Lay out every line of the material below as a Markdown table with the columns Row and Line, numbering each row and omitting blank lines. Leave the pictures out of your answer.

═══ Information given ═══

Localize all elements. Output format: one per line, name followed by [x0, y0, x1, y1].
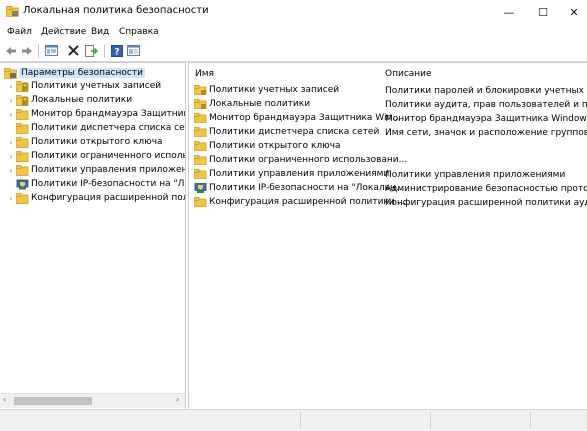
- row-name: Политики диспетчера списка сетей: [209, 127, 380, 137]
- chevron-right-icon[interactable]: ›: [6, 82, 16, 91]
- row-name: Политики открытого ключа: [209, 141, 341, 151]
- shield-network-icon: [194, 183, 207, 193]
- tree-item-app-control[interactable]: › Политики управления приложениями: [6, 163, 185, 177]
- lock-folder-icon: [194, 85, 207, 95]
- folder-icon: [16, 150, 29, 162]
- menu-file[interactable]: Файл: [7, 27, 32, 37]
- folder-icon: [194, 197, 207, 207]
- tree-item-label: Политики учетных записей: [31, 81, 162, 91]
- tree-item-label: Политики управления приложениями: [31, 165, 185, 175]
- horizontal-scrollbar[interactable]: ‹ ›: [0, 393, 185, 408]
- tree-item-account-policies[interactable]: › Политики учетных записей: [6, 79, 161, 93]
- row-name: Политики учетных записей: [209, 85, 340, 95]
- tree-item-software-restriction[interactable]: › Политики ограниченного использования п…: [6, 149, 186, 163]
- list-row[interactable]: Политики открытого ключа: [189, 140, 587, 154]
- security-policy-app-icon: [6, 6, 19, 17]
- folder-icon: [194, 141, 207, 151]
- scroll-right-icon[interactable]: ›: [176, 395, 179, 404]
- list-row[interactable]: Монитор брандмауэра Защитника Win... Мон…: [189, 112, 587, 126]
- list-pane: Имя Описание Политики учетных записей По…: [188, 62, 587, 410]
- tree-item-label: Политики ограниченного использования про…: [31, 151, 186, 161]
- tree-root-label: Параметры безопасности: [19, 68, 145, 78]
- row-description: Конфигурация расширенной политики аудита: [385, 198, 587, 208]
- list-row[interactable]: Политики диспетчера списка сетей Имя сет…: [189, 126, 587, 140]
- folder-icon: [16, 108, 29, 120]
- status-bar: [0, 409, 587, 431]
- folder-icon: [194, 113, 207, 123]
- tree-root[interactable]: Параметры безопасности: [4, 66, 145, 80]
- folder-icon: [194, 155, 207, 165]
- chevron-right-icon[interactable]: ›: [6, 166, 16, 175]
- column-header-description[interactable]: Описание: [385, 69, 432, 79]
- row-description: Политики управления приложениями: [385, 170, 566, 180]
- scroll-left-icon[interactable]: ‹: [3, 395, 6, 404]
- export-list-icon[interactable]: [84, 44, 98, 57]
- tree-item-local-policies[interactable]: › Локальные политики: [6, 93, 132, 107]
- row-name: Политики ограниченного использовани...: [209, 155, 408, 165]
- help-icon[interactable]: ?: [110, 44, 124, 57]
- row-name: Политики IP-безопасности на "Локальн...: [209, 183, 405, 193]
- row-name: Локальные политики: [209, 99, 311, 109]
- menu-action[interactable]: Действие: [41, 27, 86, 37]
- folder-icon: [16, 164, 29, 176]
- chevron-right-icon[interactable]: ›: [6, 96, 16, 105]
- tree-item-ip-security[interactable]: Политики IP-безопасности на "Локальный к…: [6, 177, 185, 191]
- chevron-right-icon[interactable]: ›: [6, 152, 16, 161]
- forward-arrow-icon[interactable]: [20, 44, 34, 57]
- row-description: Монитор брандмауэра Защитника Windows в.…: [385, 114, 587, 124]
- list-row[interactable]: Политики IP-безопасности на "Локальн... …: [189, 182, 587, 196]
- folder-icon: [16, 136, 29, 148]
- folder-icon: [194, 127, 207, 137]
- tree-item-label: Политики открытого ключа: [31, 137, 163, 147]
- row-name: Конфигурация расширенной политики ...: [209, 197, 407, 207]
- window-title: Локальная политика безопасности: [23, 5, 209, 16]
- list-row[interactable]: Локальные политики Политики аудита, прав…: [189, 98, 587, 112]
- lock-folder-icon: [16, 80, 29, 92]
- tree-item-label: Политики IP-безопасности на "Локальный к…: [31, 179, 185, 189]
- menu-bar: Файл Действие Вид Справка: [0, 24, 587, 41]
- chevron-right-icon[interactable]: ›: [6, 138, 16, 147]
- list-row[interactable]: Политики ограниченного использовани...: [189, 154, 587, 168]
- properties-icon[interactable]: [126, 44, 140, 57]
- row-name: Монитор брандмауэра Защитника Win...: [209, 113, 401, 123]
- row-description: Имя сети, значок и расположение групповы…: [385, 128, 587, 138]
- toolbar: ?: [0, 41, 587, 62]
- close-button[interactable]: ✕: [555, 0, 587, 24]
- list-row[interactable]: Политики учетных записей Политики пароле…: [189, 84, 587, 98]
- show-hide-tree-icon[interactable]: [44, 44, 58, 57]
- lock-folder-icon: [16, 94, 29, 106]
- folder-icon: [16, 192, 29, 204]
- lock-folder-icon: [194, 99, 207, 109]
- row-description: Администрирование безопасностью протоко.…: [385, 184, 587, 194]
- chevron-right-icon[interactable]: ›: [6, 194, 16, 203]
- tree-pane: Параметры безопасности › Политики учетны…: [0, 62, 186, 410]
- tree-item-label: Локальные политики: [31, 95, 133, 105]
- tree-item-public-key[interactable]: › Политики открытого ключа: [6, 135, 163, 149]
- scrollbar-thumb[interactable]: [14, 397, 92, 405]
- delete-icon[interactable]: [66, 44, 80, 57]
- minimize-button[interactable]: —: [490, 0, 528, 24]
- back-arrow-icon[interactable]: [4, 44, 18, 57]
- row-description: Политики паролей и блокировки учетных за…: [385, 86, 587, 96]
- tree-item-label: Монитор брандмауэра Защитника Windows: [31, 109, 185, 119]
- row-description: Политики аудита, прав пользователей и па…: [385, 100, 587, 110]
- column-header-name[interactable]: Имя: [195, 69, 214, 79]
- title-bar: Локальная политика безопасности — ☐ ✕: [0, 0, 587, 24]
- svg-text:?: ?: [114, 47, 119, 57]
- folder-icon: [16, 122, 29, 134]
- tree-item-label: Конфигурация расширенной политики аудита: [31, 193, 185, 203]
- menu-view[interactable]: Вид: [91, 27, 109, 37]
- tree-item-advanced-audit[interactable]: › Конфигурация расширенной политики ауди…: [6, 191, 185, 205]
- security-settings-icon: [4, 67, 17, 79]
- shield-network-icon: [16, 179, 29, 189]
- tree-item-firewall-monitor[interactable]: › Монитор брандмауэра Защитника Windows: [6, 107, 185, 121]
- tree-item-network-list[interactable]: Политики диспетчера списка сетей: [6, 121, 186, 135]
- folder-icon: [194, 169, 207, 179]
- tree-item-label: Политики диспетчера списка сетей: [31, 123, 186, 133]
- list-row[interactable]: Конфигурация расширенной политики ... Ко…: [189, 196, 587, 210]
- menu-help[interactable]: Справка: [119, 27, 159, 37]
- row-name: Политики управления приложениями: [209, 169, 390, 179]
- list-row[interactable]: Политики управления приложениями Политик…: [189, 168, 587, 182]
- chevron-right-icon[interactable]: ›: [6, 110, 16, 119]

═══

Exercise solution:
| Row | Line |
|---|---|
| 1 | Localize all elements. Output format: one per line, name followed by [x0, y0, x1, y1]. |
| 2 | - row-name: Политики диспетчера списка сетей: [209, 127, 380, 137] |
| 3 | - chevron-right-icon[interactable]: ›: [6, 82, 16, 91] |
| 4 | - row-name: Политики открытого ключа: [209, 141, 341, 151] |
| 5 | - shield-network-icon: [194, 183, 207, 193] |
| 6 | - tree-item-app-control[interactable]: › Политики управления приложениями: [6, 163, 185, 177] |
| 7 | - lock-folder-icon: [194, 85, 207, 95] |
| 8 | - folder-icon: [16, 150, 29, 162] |
| 9 | - menu-file[interactable]: Файл: [7, 27, 32, 37] |
| 10 | - folder-icon: [194, 197, 207, 207] |
| 11 | - tree-item-label: Политики учетных записей: [31, 81, 162, 91] |
| 12 | - tree-item-label: Политики управления приложениями: [31, 165, 185, 175] |
| 13 | - horizontal-scrollbar[interactable]: ‹ ›: [0, 393, 185, 408] |
| 14 | - tree-item-account-policies[interactable]: › Политики учетных записей: [6, 79, 161, 93] |
| 15 | - row-name: Политики учетных записей: [209, 85, 340, 95] |
| 16 | - tree-item-software-restriction[interactable]: › Политики ограниченного использования п…: [6, 149, 186, 163] |
| 17 | - list-row[interactable]: Политики открытого ключа: [189, 140, 587, 154] |
| 18 | - security-policy-app-icon: [6, 6, 19, 17] |
| 19 | - folder-icon: [194, 141, 207, 151] |
| 20 | - scroll-right-icon[interactable]: ›: [176, 395, 179, 404] |
| 21 | - list-row[interactable]: Монитор брандмауэра Защитника Win... Мон…: [189, 112, 587, 126] |
| 22 | - list-pane: Имя Описание Политики учетных записей По…: [188, 62, 587, 410] |
| 23 | - tree-item-label: Политики ограниченного использования про…: [31, 151, 186, 161] |
| 24 | - tree-root-label: Параметры безопасности: [19, 68, 145, 78] |
| 25 | - row-description: Конфигурация расширенной политики аудита: [385, 198, 587, 208] |
| 26 | - list-row[interactable]: Политики диспетчера списка сетей Имя сет…: [189, 126, 587, 140] |
| 27 | - folder-icon: [16, 108, 29, 120] |
| 28 | - status-bar: [0, 409, 587, 431] |
| 29 | - folder-icon: [194, 113, 207, 123] |
| 30 | - tree-root[interactable]: Параметры безопасности: [4, 66, 145, 80] |
| 31 | - folder-icon: [194, 155, 207, 165] |
| 32 | - chevron-right-icon[interactable]: ›: [6, 166, 16, 175] |
| 33 | - column-header-description[interactable]: Описание: [385, 69, 432, 79] |
| 34 | - row-description: Политики управления приложениями: [385, 170, 566, 180] |
| 35 | - scroll-left-icon[interactable]: ‹: [3, 395, 6, 404] |
| 36 | - export-list-icon[interactable]: [84, 44, 98, 57] |
| 37 | - tree-item-local-policies[interactable]: › Локальные политики: [6, 93, 132, 107] |
| 38 | - row-name: Политики ограниченного использовани...: [209, 155, 408, 165] |
| 39 | - help-icon[interactable]: ?: [110, 44, 124, 57] |
| 40 | - row-name: Политики IP-безопасности на "Локальн...: [209, 183, 405, 193] |
| 41 | - row-name: Локальные политики: [209, 99, 311, 109] |
| 42 | - menu-action[interactable]: Действие: [41, 27, 86, 37] |
| 43 | - folder-icon: [16, 164, 29, 176] |
| 44 | - chevron-right-icon[interactable]: ›: [6, 96, 16, 105] |
| 45 | - tree-item-ip-security[interactable]: Политики IP-безопасности на "Локальный к…: [6, 177, 185, 191] |
| 46 | - chevron-right-icon[interactable]: ›: [6, 152, 16, 161] |
| 47 | - forward-arrow-icon[interactable]: [20, 44, 34, 57] |
| 48 | - row-description: Монитор брандмауэра Защитника Windows в.…: [385, 114, 587, 124] |
| 49 | - list-row[interactable]: Политики IP-безопасности на "Локальн... …: [189, 182, 587, 196] |
| 50 | - folder-icon: [16, 136, 29, 148] |
| 51 | - folder-icon: [194, 127, 207, 137] |
| 52 | - tree-item-label: Политики открытого ключа: [31, 137, 163, 147] |
| 53 | - row-name: Конфигурация расширенной политики ...: [209, 197, 407, 207] |
| 54 | - window-title: Локальная политика безопасности: [23, 5, 209, 16] |
| 55 | - list-row[interactable]: Локальные политики Политики аудита, прав…: [189, 98, 587, 112] |
| 56 | - lock-folder-icon: [16, 80, 29, 92] |
| 57 | - tree-item-label: Политики IP-безопасности на "Локальный к…: [31, 179, 185, 189] |
| 58 | - menu-bar: Файл Действие Вид Справка: [0, 24, 587, 41] |
| 59 | - chevron-right-icon[interactable]: ›: [6, 138, 16, 147] |
| 60 | - list-row[interactable]: Политики ограниченного использовани...: [189, 154, 587, 168] |
| 61 | - properties-icon[interactable]: [126, 44, 140, 57] |
| 62 | - row-name: Монитор брандмауэра Защитника Win...: [209, 113, 401, 123] |
| 63 | - row-description: Имя сети, значок и расположение групповы…: [385, 128, 587, 138] |
| 64 | - toolbar: ?: [0, 41, 587, 62] |
| 65 | - close-button[interactable]: ✕: [555, 0, 587, 24] |
| 66 | - list-row[interactable]: Политики учетных записей Политики пароле…: [189, 84, 587, 98] |
| 67 | - show-hide-tree-icon[interactable]: [44, 44, 58, 57] |
| 68 | - lock-folder-icon: [16, 94, 29, 106] |
| 69 | - folder-icon: [16, 192, 29, 204] |
| 70 | - lock-folder-icon: [194, 99, 207, 109] |
| 71 | - row-description: Администрирование безопасностью протоко.…: [385, 184, 587, 194] |
| 72 | - chevron-right-icon[interactable]: ›: [6, 194, 16, 203] |
| 73 | - tree-pane: Параметры безопасности › Политики учетны…: [0, 62, 186, 410] |
| 74 | - tree-item-label: Локальные политики: [31, 95, 133, 105] |
| 75 | - tree-item-public-key[interactable]: › Политики открытого ключа: [6, 135, 163, 149] |
| 76 | - scrollbar-thumb[interactable]: [14, 397, 92, 405] |
| 77 | - delete-icon[interactable]: [66, 44, 80, 57] |
| 78 | - minimize-button[interactable]: —: [490, 0, 528, 24] |
| 79 | - back-arrow-icon[interactable]: [4, 44, 18, 57] |
| 80 | - row-description: Политики паролей и блокировки учетных за…: [385, 86, 587, 96] |
| 81 | - tree-item-label: Монитор брандмауэра Защитника Windows: [31, 109, 185, 119] |
| 82 | - row-description: Политики аудита, прав пользователей и па…: [385, 100, 587, 110] |
| 83 | - column-header-name[interactable]: Имя: [195, 69, 214, 79] |
| 84 | - title-bar: Локальная политика безопасности — ☐ ✕: [0, 0, 587, 24] |
| 85 | - svg-text:?: ?: [114, 47, 119, 57] |
| 86 | - folder-icon: [16, 122, 29, 134] |
| 87 | - tree-item-label: Конфигурация расширенной политики аудита: [31, 193, 185, 203] |
| 88 | - menu-view[interactable]: Вид: [91, 27, 109, 37] |
| 89 | - tree-item-advanced-audit[interactable]: › Конфигурация расширенной политики ауди…: [6, 191, 185, 205] |
| 90 | - security-settings-icon: [4, 67, 17, 79] |
| 91 | - shield-network-icon: [16, 179, 29, 189] |
| 92 | - tree-item-firewall-monitor[interactable]: › Монитор брандмауэра Защитника Windows: [6, 107, 185, 121] |
| 93 | - tree-item-network-list[interactable]: Политики диспетчера списка сетей: [6, 121, 186, 135] |
| 94 | - folder-icon: [194, 169, 207, 179] |
| 95 | - tree-item-label: Политики диспетчера списка сетей: [31, 123, 186, 133] |
| 96 | - list-row[interactable]: Конфигурация расширенной политики ... Ко…: [189, 196, 587, 210] |
| 97 | - menu-help[interactable]: Справка: [119, 27, 159, 37] |
| 98 | - row-name: Политики управления приложениями: [209, 169, 390, 179] |
| 99 | - list-row[interactable]: Политики управления приложениями Политик…: [189, 168, 587, 182] |
| 100 | - chevron-right-icon[interactable]: ›: [6, 110, 16, 119] |